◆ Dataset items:
════════

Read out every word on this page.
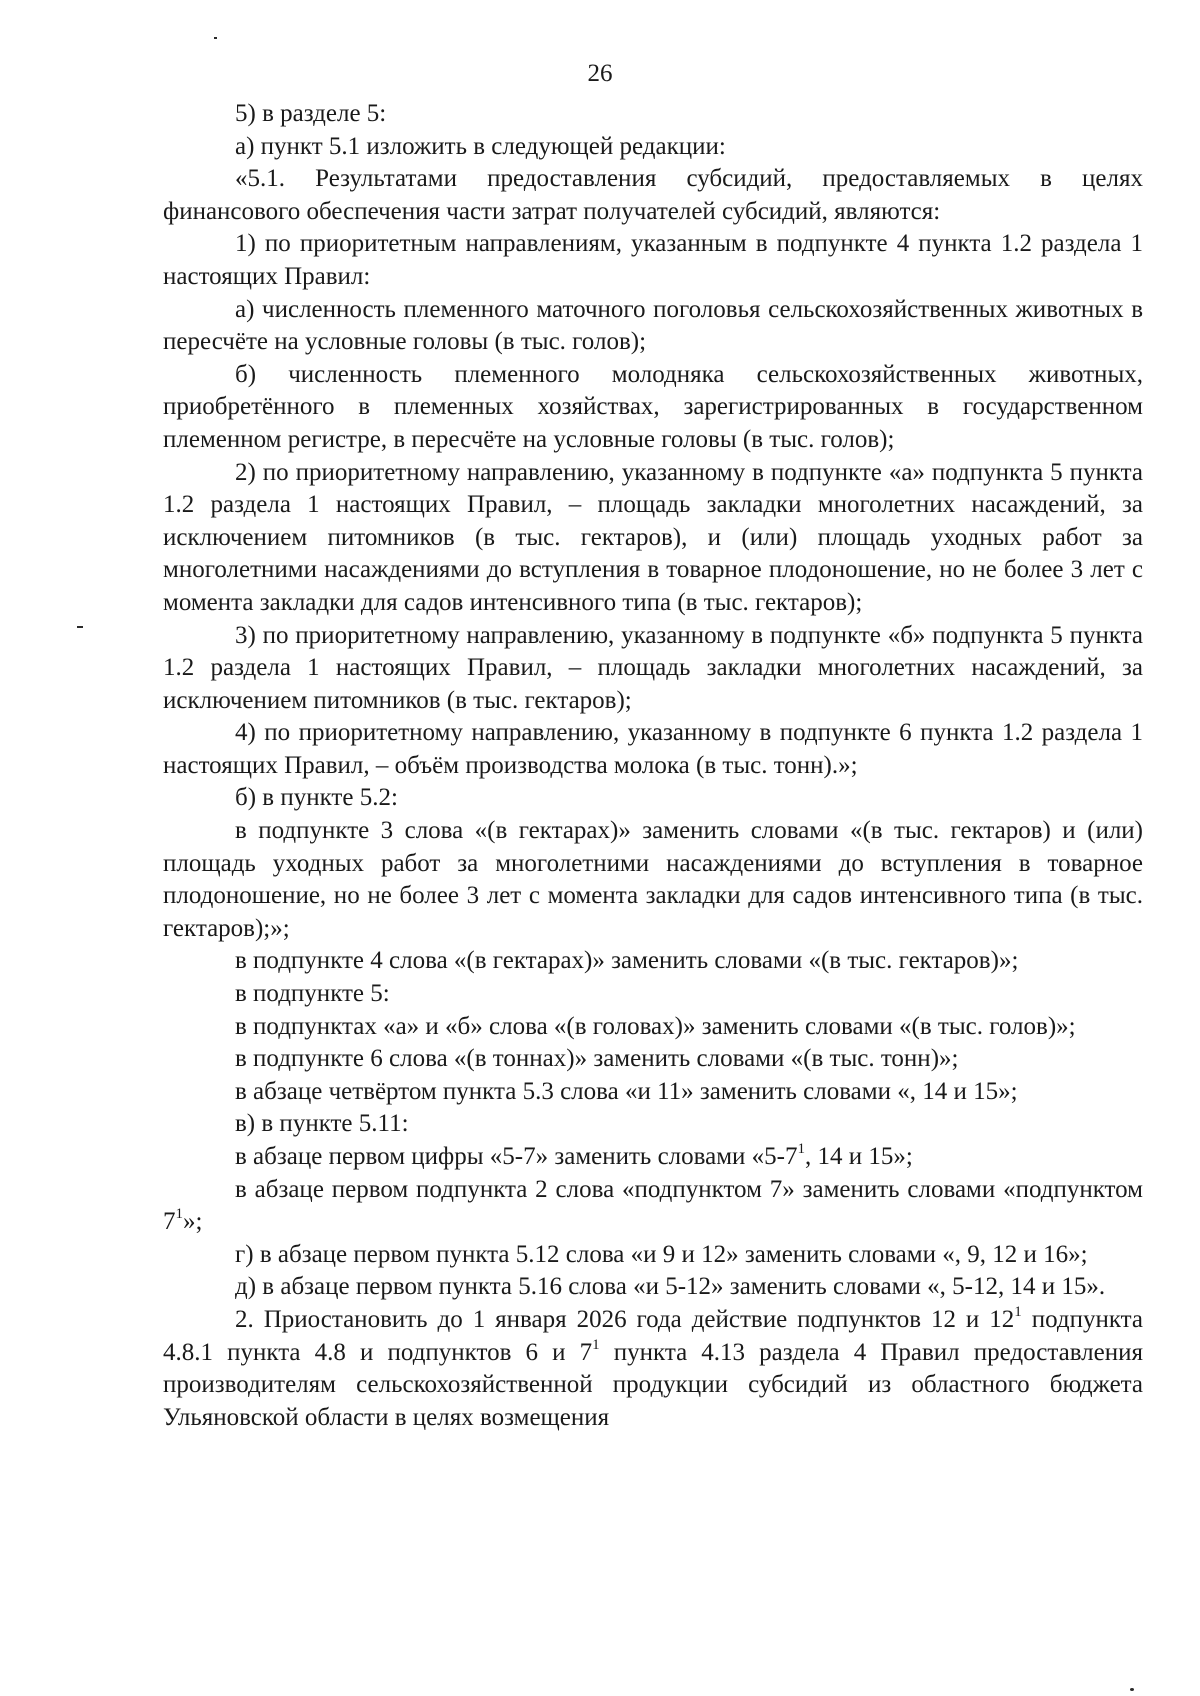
26

5) в разделе 5:

а) пункт 5.1 изложить в следующей редакции:

«5.1. Результатами предоставления субсидий, предоставляемых в целях финансового обеспечения части затрат получателей субсидий, являются:

1) по приоритетным направлениям, указанным в подпункте 4 пункта 1.2 раздела 1 настоящих Правил:

а) численность племенного маточного поголовья сельскохозяйственных животных в пересчёте на условные головы (в тыс. голов);

б) численность племенного молодняка сельскохозяйственных животных, приобретённого в племенных хозяйствах, зарегистрированных в государственном племенном регистре, в пересчёте на условные головы (в тыс. голов);

2) по приоритетному направлению, указанному в подпункте «а» подпункта 5 пункта 1.2 раздела 1 настоящих Правил, – площадь закладки многолетних насаждений, за исключением питомников (в тыс. гектаров), и (или) площадь уходных работ за многолетними насаждениями до вступления в товарное плодоношение, но не более 3 лет с момента закладки для садов интенсивного типа (в тыс. гектаров);

3) по приоритетному направлению, указанному в подпункте «б» подпункта 5 пункта 1.2 раздела 1 настоящих Правил, – площадь закладки многолетних насаждений, за исключением питомников (в тыс. гектаров);

4) по приоритетному направлению, указанному в подпункте 6 пункта 1.2 раздела 1 настоящих Правил, – объём производства молока (в тыс. тонн).»;

б) в пункте 5.2:

в подпункте 3 слова «(в гектарах)» заменить словами «(в тыс. гектаров) и (или) площадь уходных работ за многолетними насаждениями до вступления в товарное плодоношение, но не более 3 лет с момента закладки для садов интенсивного типа (в тыс. гектаров);»;

в подпункте 4 слова «(в гектарах)» заменить словами «(в тыс. гектаров)»;

в подпункте 5:

в подпунктах «а» и «б» слова «(в головах)» заменить словами «(в тыс. голов)»;

в подпункте 6 слова «(в тоннах)» заменить словами «(в тыс. тонн)»;

в абзаце четвёртом пункта 5.3 слова «и 11» заменить словами «, 14 и 15»;

в) в пункте 5.11:

в абзаце первом цифры «5-7» заменить словами «$5-7^1$, 14 и 15»;

в абзаце первом подпункта 2 слова «подпунктом 7» заменить словами «подпунктом $7^1$»;

г) в абзаце первом пункта 5.12 слова «и 9 и 12» заменить словами «, 9, 12 и 16»;

д) в абзаце первом пункта 5.16 слова «и 5-12» заменить словами «, 5-12, 14 и 15».

2. Приостановить до 1 января 2026 года действие подпунктов 12 и $12^1$ подпункта 4.8.1 пункта 4.8 и подпунктов 6 и $7^1$ пункта 4.13 раздела 4 Правил предоставления производителям сельскохозяйственной продукции субсидий из областного бюджета Ульяновской области в целях возмещения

════════

◆ Stated task:
Looking at the records above, tally the lines holding "товарное" and reply with that number only.

◆ Answer to this exercise:
2